Stated goal:
Locate all lines with the word "boiled" and copy them out.

Part of a data file:
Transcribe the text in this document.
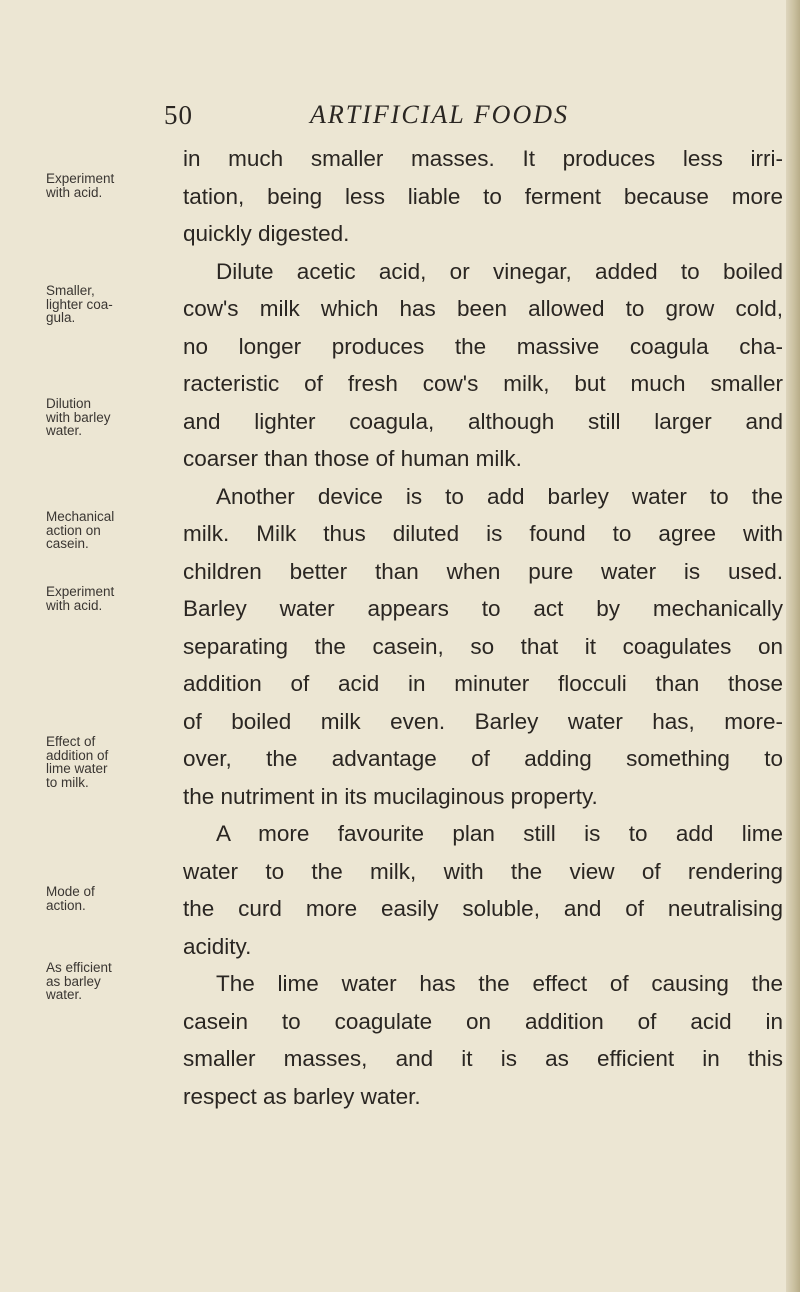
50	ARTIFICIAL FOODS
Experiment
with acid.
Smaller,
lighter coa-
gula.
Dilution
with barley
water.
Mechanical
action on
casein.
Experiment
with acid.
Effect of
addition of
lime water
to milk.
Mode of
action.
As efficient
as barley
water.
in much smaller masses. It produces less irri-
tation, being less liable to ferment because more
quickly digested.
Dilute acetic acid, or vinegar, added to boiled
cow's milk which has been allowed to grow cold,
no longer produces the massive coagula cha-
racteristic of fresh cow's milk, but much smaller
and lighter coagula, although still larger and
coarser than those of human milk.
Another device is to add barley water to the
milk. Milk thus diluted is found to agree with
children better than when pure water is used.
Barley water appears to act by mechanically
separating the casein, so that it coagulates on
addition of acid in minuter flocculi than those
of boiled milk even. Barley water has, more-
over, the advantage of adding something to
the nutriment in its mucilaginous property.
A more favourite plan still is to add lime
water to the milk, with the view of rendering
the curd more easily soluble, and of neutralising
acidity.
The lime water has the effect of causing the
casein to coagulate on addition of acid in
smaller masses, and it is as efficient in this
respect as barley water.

...

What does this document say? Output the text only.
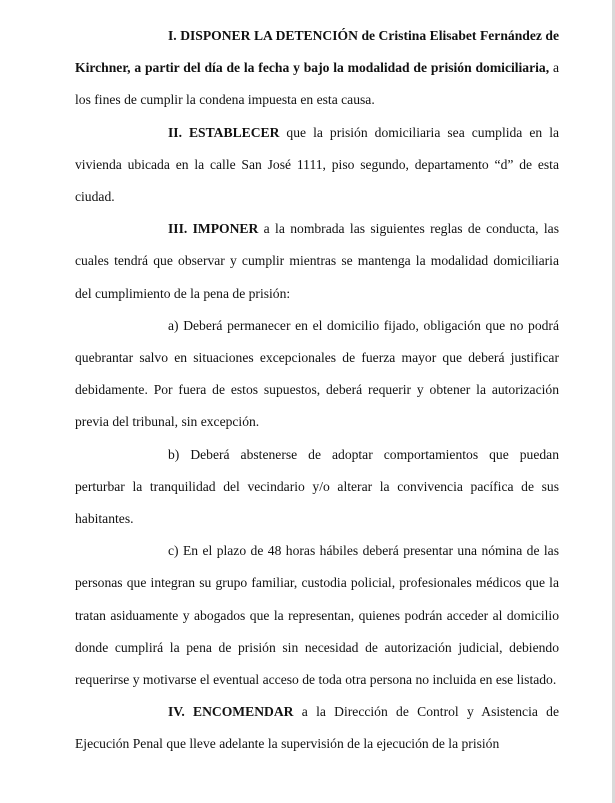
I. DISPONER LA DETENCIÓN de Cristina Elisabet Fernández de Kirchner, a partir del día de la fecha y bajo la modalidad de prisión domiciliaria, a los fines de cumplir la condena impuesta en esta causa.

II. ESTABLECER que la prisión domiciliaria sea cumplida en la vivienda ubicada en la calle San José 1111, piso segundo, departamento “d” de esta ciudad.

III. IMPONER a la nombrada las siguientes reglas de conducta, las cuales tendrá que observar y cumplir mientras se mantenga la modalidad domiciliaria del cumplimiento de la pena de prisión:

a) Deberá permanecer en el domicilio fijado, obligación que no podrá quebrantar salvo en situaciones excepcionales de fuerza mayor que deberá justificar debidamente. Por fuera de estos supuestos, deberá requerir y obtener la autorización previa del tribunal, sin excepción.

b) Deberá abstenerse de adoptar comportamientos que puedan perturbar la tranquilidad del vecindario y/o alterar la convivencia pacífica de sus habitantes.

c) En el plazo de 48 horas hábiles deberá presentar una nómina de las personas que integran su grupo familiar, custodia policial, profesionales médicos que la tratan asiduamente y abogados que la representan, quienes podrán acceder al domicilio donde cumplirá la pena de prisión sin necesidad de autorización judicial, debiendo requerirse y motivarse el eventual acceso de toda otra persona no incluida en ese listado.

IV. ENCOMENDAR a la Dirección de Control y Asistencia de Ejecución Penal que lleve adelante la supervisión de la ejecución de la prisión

Answer to the task:
Dilute acetic acid, or vinegar, added to boiled
of boiled milk even. Barley water has, more-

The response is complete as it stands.